### Extracted records
========
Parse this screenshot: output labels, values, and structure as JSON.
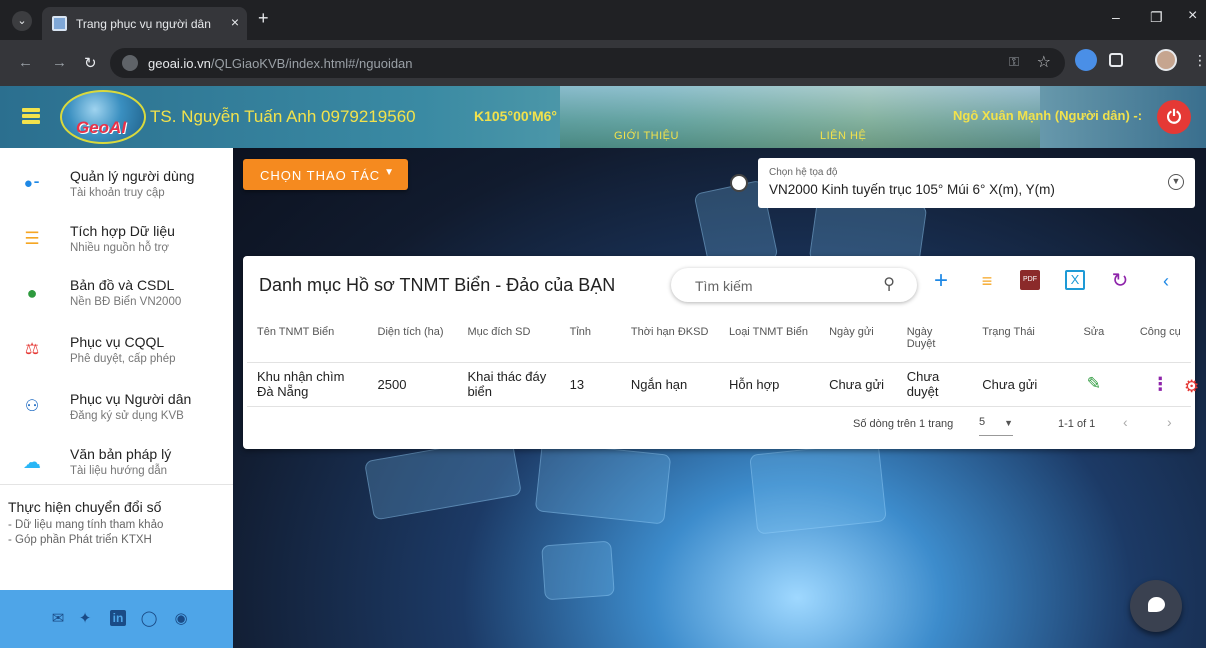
{
  "browser": {
    "tab_title": "Trang phục vụ người dân",
    "tab_close": "×",
    "new_tab": "+",
    "url_host": "geoai.io.vn",
    "url_path": "/QLGiaoKVB/index.html#/nguoidan",
    "window_minimize": "–",
    "window_restore": "❐",
    "window_close": "×"
  },
  "header": {
    "logo_text": "GeoAI",
    "author": "TS. Nguyễn Tuấn Anh 0979219560",
    "coord_label": "K105°00'M6°",
    "link_intro": "GIỚI THIỆU",
    "link_contact": "LIÊN HỆ",
    "user": "Ngô Xuân Mạnh (Người dân) -:"
  },
  "sidebar": {
    "items": [
      {
        "title": "Quản lý người dùng",
        "subtitle": "Tài khoản truy cập",
        "icon": "users-icon",
        "color": "#1e88e5"
      },
      {
        "title": "Tích hợp Dữ liệu",
        "subtitle": "Nhiều nguồn hỗ trợ",
        "icon": "database-icon",
        "color": "#f5a623"
      },
      {
        "title": "Bản đồ và CSDL",
        "subtitle": "Nền BĐ Biển VN2000",
        "icon": "globe-icon",
        "color": "#2e9a3e"
      },
      {
        "title": "Phục vụ CQQL",
        "subtitle": "Phê duyệt, cấp phép",
        "icon": "scale-icon",
        "color": "#e53935"
      },
      {
        "title": "Phục vụ Người dân",
        "subtitle": "Đăng ký sử dụng KVB",
        "icon": "people-icon",
        "color": "#1565c0"
      },
      {
        "title": "Văn bản pháp lý",
        "subtitle": "Tài liệu hướng dẫn",
        "icon": "cloud-doc-icon",
        "color": "#29b6f6"
      }
    ],
    "digital": {
      "title": "Thực hiện chuyển đổi số",
      "line1": "- Dữ liệu mang tính tham khảo",
      "line2": "- Góp phần Phát triển KTXH"
    },
    "social": [
      "mail-icon",
      "twitter-icon",
      "linkedin-icon",
      "whatsapp-icon",
      "podcast-icon"
    ]
  },
  "toolbar": {
    "action_button": "CHỌN THAO TÁC",
    "crs_caption": "Chọn hệ tọa độ",
    "crs_value": "VN2000 Kinh tuyến trục 105° Múi 6° X(m), Y(m)"
  },
  "card": {
    "title": "Danh mục Hồ sơ TNMT Biển - Đảo của BẠN",
    "search_placeholder": "Tìm kiếm",
    "tools": [
      "add-icon",
      "clear-filter-icon",
      "pdf-icon",
      "excel-icon",
      "refresh-icon",
      "collapse-icon"
    ],
    "pdf_label": "PDF",
    "excel_label": "X",
    "columns": [
      "Tên TNMT Biển",
      "Diện tích (ha)",
      "Mục đích SD",
      "Tỉnh",
      "Thời hạn ĐKSD",
      "Loại TNMT Biển",
      "Ngày gửi",
      "Ngày Duyệt",
      "Trạng Thái",
      "Sửa",
      "Công cụ"
    ],
    "rows": [
      [
        "Khu nhận chìm Đà Nẵng",
        "2500",
        "Khai thác đáy biển",
        "13",
        "Ngắn hạn",
        "Hỗn hợp",
        "Chưa gửi",
        "Chưa duyệt",
        "Chưa gửi"
      ]
    ],
    "pager": {
      "rows_label": "Số dòng trên 1 trang",
      "rows_per_page": "5",
      "range": "1-1 of 1"
    }
  }
}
========
### EXERCISE OBJECTIVE
Quote the entries above word for word. Leave the images out.

### TASK ANSWER
Parse this screenshot: output labels, values, and structure as JSON.
{
  "browser": {
    "tab_title": "Trang phục vụ người dân",
    "tab_close": "×",
    "new_tab": "+",
    "url_host": "geoai.io.vn",
    "url_path": "/QLGiaoKVB/index.html#/nguoidan",
    "window_minimize": "–",
    "window_restore": "❐",
    "window_close": "×"
  },
  "header": {
    "logo_text": "GeoAI",
    "author": "TS. Nguyễn Tuấn Anh 0979219560",
    "coord_label": "K105°00'M6°",
    "link_intro": "GIỚI THIỆU",
    "link_contact": "LIÊN HỆ",
    "user": "Ngô Xuân Mạnh (Người dân) -:"
  },
  "sidebar": {
    "items": [
      {
        "title": "Quản lý người dùng",
        "subtitle": "Tài khoản truy cập",
        "icon": "users-icon",
        "color": "#1e88e5"
      },
      {
        "title": "Tích hợp Dữ liệu",
        "subtitle": "Nhiều nguồn hỗ trợ",
        "icon": "database-icon",
        "color": "#f5a623"
      },
      {
        "title": "Bản đồ và CSDL",
        "subtitle": "Nền BĐ Biển VN2000",
        "icon": "globe-icon",
        "color": "#2e9a3e"
      },
      {
        "title": "Phục vụ CQQL",
        "subtitle": "Phê duyệt, cấp phép",
        "icon": "scale-icon",
        "color": "#e53935"
      },
      {
        "title": "Phục vụ Người dân",
        "subtitle": "Đăng ký sử dụng KVB",
        "icon": "people-icon",
        "color": "#1565c0"
      },
      {
        "title": "Văn bản pháp lý",
        "subtitle": "Tài liệu hướng dẫn",
        "icon": "cloud-doc-icon",
        "color": "#29b6f6"
      }
    ],
    "digital": {
      "title": "Thực hiện chuyển đổi số",
      "line1": "- Dữ liệu mang tính tham khảo",
      "line2": "- Góp phần Phát triển KTXH"
    },
    "social": [
      "mail-icon",
      "twitter-icon",
      "linkedin-icon",
      "whatsapp-icon",
      "podcast-icon"
    ]
  },
  "toolbar": {
    "action_button": "CHỌN THAO TÁC",
    "crs_caption": "Chọn hệ tọa độ",
    "crs_value": "VN2000 Kinh tuyến trục 105° Múi 6° X(m), Y(m)"
  },
  "card": {
    "title": "Danh mục Hồ sơ TNMT Biển - Đảo của BẠN",
    "search_placeholder": "Tìm kiếm",
    "tools": [
      "add-icon",
      "clear-filter-icon",
      "pdf-icon",
      "excel-icon",
      "refresh-icon",
      "collapse-icon"
    ],
    "pdf_label": "PDF",
    "excel_label": "X",
    "columns": [
      "Tên TNMT Biển",
      "Diện tích (ha)",
      "Mục đích SD",
      "Tỉnh",
      "Thời hạn ĐKSD",
      "Loại TNMT Biển",
      "Ngày gửi",
      "Ngày Duyệt",
      "Trạng Thái",
      "Sửa",
      "Công cụ"
    ],
    "rows": [
      [
        "Khu nhận chìm Đà Nẵng",
        "2500",
        "Khai thác đáy biển",
        "13",
        "Ngắn hạn",
        "Hỗn hợp",
        "Chưa gửi",
        "Chưa duyệt",
        "Chưa gửi"
      ]
    ],
    "pager": {
      "rows_label": "Số dòng trên 1 trang",
      "rows_per_page": "5",
      "range": "1-1 of 1"
    }
  }
}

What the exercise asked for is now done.